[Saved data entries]
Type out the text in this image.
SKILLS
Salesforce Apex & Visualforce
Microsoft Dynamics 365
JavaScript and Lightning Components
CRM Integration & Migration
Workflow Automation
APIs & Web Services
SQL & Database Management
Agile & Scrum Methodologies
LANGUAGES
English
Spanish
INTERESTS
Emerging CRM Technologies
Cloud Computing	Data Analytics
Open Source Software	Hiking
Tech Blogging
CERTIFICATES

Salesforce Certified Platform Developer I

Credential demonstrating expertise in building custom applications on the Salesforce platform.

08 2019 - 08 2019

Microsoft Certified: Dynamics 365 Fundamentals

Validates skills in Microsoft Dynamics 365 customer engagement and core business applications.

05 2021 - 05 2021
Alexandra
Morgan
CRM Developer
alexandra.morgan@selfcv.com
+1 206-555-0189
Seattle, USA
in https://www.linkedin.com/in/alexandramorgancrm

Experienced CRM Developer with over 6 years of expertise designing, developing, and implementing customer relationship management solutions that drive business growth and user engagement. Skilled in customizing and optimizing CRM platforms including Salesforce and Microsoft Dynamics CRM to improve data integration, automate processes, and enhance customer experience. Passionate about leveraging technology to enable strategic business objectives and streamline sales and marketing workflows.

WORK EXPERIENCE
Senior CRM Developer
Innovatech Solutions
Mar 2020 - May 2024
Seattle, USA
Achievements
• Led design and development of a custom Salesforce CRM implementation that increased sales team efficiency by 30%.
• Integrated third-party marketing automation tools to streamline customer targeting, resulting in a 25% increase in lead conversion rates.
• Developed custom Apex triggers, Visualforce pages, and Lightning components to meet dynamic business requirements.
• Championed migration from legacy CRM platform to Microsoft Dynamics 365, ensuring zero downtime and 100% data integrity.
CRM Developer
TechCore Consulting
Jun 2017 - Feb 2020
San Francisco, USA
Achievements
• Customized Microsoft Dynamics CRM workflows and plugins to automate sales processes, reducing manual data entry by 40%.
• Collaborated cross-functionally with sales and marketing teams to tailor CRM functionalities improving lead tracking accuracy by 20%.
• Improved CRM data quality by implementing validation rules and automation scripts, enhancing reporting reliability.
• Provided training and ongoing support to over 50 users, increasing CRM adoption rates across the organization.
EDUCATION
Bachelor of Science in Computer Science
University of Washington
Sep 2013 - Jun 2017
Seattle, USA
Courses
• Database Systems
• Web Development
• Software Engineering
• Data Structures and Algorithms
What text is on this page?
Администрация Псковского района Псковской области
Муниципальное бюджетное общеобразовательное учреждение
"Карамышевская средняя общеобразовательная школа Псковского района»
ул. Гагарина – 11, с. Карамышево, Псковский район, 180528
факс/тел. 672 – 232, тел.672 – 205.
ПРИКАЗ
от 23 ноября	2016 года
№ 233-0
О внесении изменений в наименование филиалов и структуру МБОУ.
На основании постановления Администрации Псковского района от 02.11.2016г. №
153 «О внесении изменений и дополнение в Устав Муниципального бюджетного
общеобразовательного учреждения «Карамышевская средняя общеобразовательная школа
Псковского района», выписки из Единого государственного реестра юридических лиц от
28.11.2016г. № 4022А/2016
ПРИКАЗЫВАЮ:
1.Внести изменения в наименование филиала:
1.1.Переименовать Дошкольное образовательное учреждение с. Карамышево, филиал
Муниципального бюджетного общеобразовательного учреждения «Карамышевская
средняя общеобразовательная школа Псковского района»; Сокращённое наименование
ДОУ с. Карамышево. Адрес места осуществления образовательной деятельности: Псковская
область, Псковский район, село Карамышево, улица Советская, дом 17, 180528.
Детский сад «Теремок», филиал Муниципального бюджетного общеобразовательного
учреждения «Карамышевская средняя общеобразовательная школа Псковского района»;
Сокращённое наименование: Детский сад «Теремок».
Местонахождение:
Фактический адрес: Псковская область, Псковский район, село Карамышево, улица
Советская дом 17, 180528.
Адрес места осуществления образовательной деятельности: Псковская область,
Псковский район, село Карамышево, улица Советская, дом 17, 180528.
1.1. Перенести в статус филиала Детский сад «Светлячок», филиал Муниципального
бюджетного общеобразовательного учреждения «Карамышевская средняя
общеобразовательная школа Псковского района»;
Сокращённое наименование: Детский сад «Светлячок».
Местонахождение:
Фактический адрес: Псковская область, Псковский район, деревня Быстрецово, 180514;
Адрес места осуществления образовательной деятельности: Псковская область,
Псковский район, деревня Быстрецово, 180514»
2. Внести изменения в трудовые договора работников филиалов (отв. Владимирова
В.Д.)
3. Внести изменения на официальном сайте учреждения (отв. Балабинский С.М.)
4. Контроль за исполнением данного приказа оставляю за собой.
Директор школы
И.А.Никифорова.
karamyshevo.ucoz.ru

Job
Show the lines where the word "изменения" appears in the entries.

Output of the task
1.Внести изменения в наименование филиала:
2. Внести изменения в трудовые договора работников филиалов (отв. Владимирова
3. Внести изменения на официальном сайте учреждения (отв. Балабинский С.М.)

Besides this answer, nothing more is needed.